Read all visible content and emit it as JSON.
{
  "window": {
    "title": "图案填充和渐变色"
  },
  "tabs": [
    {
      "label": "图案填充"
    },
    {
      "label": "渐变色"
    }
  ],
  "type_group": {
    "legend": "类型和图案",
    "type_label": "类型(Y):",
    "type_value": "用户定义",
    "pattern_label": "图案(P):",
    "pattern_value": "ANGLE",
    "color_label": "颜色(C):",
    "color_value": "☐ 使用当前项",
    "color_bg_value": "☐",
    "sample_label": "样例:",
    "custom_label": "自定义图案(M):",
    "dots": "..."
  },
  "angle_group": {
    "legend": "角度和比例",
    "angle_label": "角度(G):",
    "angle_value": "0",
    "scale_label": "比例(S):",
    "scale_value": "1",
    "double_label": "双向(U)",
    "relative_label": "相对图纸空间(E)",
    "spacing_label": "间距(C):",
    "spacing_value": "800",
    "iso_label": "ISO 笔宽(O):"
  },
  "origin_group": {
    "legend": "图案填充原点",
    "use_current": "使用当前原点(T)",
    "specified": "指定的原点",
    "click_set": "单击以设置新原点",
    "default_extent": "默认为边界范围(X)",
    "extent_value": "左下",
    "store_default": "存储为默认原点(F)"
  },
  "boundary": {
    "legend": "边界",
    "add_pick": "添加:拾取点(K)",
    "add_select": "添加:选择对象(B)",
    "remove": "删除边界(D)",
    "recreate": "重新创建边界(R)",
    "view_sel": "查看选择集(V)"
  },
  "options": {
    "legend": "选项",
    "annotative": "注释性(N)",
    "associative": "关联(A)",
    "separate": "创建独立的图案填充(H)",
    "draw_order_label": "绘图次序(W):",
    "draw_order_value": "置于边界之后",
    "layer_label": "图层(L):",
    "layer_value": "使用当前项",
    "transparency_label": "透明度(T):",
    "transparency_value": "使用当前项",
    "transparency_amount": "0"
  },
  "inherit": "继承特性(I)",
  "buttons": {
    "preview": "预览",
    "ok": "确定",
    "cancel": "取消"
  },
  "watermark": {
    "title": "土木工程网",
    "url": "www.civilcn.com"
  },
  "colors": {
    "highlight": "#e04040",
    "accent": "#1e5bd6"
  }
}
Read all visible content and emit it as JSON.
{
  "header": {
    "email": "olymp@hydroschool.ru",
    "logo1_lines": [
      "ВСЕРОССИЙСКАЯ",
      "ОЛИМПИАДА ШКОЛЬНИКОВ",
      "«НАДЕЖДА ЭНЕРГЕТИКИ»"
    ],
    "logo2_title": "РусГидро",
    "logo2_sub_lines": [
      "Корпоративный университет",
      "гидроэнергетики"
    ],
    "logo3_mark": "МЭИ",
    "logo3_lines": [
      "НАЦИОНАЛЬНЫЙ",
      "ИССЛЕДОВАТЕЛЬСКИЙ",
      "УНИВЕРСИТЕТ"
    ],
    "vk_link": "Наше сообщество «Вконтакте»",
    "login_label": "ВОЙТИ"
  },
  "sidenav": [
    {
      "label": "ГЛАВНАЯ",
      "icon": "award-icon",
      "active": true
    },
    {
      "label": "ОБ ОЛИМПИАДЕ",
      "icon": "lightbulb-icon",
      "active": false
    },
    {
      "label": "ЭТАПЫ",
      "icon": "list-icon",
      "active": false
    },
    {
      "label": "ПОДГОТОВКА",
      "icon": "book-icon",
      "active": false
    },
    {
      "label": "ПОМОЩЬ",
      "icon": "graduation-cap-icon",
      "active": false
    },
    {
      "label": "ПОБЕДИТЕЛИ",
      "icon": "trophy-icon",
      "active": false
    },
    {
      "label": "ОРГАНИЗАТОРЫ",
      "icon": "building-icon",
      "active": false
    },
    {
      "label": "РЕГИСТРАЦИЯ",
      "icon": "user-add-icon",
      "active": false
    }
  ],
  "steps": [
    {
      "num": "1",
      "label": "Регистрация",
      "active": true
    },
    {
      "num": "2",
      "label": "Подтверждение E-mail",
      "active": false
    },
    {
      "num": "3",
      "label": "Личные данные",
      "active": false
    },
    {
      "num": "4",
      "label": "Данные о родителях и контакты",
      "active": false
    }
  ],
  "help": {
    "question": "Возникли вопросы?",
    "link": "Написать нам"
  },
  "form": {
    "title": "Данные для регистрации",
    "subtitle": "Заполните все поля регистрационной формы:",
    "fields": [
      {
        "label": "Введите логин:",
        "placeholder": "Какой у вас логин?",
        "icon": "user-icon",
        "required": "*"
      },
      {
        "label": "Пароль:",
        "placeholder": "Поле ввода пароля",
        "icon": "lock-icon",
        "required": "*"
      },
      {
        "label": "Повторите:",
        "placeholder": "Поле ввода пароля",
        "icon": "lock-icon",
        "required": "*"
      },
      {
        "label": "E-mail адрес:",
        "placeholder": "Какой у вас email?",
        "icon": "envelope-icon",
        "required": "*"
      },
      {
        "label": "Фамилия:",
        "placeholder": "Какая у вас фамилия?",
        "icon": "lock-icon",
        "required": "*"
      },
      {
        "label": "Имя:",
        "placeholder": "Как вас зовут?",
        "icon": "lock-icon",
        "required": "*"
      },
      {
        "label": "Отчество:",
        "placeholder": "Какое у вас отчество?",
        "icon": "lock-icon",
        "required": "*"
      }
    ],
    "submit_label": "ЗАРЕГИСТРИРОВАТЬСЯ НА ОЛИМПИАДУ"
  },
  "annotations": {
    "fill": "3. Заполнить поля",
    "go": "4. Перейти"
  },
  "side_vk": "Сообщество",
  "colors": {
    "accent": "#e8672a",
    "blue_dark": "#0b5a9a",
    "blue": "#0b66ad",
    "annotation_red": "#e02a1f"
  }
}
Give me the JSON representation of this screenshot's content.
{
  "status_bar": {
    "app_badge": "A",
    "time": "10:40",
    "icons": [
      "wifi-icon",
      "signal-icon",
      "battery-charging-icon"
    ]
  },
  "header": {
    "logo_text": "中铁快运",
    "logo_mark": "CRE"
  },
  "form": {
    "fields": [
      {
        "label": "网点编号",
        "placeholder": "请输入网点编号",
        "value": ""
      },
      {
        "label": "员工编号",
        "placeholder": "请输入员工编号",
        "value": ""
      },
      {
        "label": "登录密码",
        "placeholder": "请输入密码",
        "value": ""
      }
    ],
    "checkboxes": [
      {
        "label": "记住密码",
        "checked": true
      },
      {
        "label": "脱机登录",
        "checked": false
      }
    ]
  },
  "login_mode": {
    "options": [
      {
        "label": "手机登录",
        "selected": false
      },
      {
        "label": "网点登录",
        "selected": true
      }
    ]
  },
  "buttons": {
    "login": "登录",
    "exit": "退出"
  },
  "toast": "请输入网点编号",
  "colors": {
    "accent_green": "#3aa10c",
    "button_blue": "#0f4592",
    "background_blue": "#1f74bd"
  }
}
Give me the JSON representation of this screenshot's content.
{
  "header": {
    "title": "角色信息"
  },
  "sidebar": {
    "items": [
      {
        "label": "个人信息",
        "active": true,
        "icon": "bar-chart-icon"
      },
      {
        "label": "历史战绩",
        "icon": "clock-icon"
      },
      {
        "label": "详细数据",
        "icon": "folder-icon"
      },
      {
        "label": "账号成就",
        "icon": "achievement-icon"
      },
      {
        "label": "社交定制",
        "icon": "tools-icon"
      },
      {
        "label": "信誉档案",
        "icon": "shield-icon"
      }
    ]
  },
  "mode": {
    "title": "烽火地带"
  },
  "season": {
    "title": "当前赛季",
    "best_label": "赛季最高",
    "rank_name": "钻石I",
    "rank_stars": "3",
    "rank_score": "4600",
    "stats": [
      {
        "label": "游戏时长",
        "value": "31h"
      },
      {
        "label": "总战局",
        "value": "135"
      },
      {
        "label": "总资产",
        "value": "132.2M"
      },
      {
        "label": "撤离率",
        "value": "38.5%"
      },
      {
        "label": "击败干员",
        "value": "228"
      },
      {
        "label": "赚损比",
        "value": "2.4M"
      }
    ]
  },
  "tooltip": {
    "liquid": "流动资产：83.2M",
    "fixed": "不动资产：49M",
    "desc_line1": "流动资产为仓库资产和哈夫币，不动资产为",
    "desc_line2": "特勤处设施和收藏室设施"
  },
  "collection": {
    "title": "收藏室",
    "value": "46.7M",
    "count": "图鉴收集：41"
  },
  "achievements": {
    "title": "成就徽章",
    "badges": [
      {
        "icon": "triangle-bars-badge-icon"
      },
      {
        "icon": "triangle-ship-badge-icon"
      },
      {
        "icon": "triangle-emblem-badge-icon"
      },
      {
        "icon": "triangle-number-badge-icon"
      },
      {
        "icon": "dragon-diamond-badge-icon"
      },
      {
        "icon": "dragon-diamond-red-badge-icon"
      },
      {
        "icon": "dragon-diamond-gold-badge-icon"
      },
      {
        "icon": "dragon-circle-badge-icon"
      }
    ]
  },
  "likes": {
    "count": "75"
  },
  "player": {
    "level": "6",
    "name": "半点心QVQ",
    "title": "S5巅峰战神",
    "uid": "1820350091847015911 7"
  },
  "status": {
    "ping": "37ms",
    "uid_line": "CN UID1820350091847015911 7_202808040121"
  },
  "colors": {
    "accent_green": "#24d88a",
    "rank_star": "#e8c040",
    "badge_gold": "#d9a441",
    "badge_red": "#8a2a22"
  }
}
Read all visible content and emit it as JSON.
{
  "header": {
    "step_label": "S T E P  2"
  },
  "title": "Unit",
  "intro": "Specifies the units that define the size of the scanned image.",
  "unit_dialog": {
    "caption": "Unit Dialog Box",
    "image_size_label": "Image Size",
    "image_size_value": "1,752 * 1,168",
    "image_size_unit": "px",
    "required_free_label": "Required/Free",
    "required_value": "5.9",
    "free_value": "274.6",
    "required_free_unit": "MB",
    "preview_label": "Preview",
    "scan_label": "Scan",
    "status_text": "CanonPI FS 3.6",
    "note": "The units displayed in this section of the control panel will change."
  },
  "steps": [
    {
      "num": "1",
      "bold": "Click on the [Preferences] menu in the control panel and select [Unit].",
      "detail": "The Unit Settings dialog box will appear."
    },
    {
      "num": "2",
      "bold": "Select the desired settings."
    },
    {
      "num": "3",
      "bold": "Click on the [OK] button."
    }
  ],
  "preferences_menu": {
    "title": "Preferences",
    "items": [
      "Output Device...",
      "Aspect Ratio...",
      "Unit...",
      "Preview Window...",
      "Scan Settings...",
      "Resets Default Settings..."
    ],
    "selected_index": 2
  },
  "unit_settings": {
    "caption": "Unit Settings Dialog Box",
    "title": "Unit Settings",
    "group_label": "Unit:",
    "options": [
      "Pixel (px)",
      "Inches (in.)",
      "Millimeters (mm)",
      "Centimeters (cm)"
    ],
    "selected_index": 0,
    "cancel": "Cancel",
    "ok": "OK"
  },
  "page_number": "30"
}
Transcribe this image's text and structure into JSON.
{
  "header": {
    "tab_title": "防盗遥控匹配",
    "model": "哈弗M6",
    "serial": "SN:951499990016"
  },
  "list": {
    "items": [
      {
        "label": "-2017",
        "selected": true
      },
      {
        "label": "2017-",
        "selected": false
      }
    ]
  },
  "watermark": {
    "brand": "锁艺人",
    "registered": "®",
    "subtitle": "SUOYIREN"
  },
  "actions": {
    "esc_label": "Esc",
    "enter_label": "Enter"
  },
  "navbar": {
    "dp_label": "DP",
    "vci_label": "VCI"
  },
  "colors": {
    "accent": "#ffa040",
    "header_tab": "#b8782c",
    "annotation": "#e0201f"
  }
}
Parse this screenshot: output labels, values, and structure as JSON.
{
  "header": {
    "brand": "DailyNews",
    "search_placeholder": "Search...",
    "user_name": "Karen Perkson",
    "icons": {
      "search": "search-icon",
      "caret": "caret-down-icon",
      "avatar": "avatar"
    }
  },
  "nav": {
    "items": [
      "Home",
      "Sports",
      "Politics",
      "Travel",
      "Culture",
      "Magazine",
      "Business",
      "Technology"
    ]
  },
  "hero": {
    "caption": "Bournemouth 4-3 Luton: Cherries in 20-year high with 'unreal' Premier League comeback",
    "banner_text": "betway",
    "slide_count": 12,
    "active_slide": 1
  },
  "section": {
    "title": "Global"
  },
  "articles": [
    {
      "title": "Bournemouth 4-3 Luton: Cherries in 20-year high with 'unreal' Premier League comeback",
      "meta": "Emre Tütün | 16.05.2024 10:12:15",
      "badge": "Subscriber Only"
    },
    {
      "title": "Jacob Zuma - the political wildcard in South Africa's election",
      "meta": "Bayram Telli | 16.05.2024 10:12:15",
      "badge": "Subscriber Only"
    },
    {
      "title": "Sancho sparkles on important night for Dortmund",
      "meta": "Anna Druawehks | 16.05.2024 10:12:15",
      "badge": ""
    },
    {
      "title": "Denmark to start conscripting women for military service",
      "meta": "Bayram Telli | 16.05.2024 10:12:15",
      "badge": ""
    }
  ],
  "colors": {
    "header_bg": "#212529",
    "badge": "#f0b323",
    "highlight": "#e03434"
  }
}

────────

▸ **Aim**
Nothing but a number is needed here: how many lines hold the string "will"?

▸ **Exercise output**
2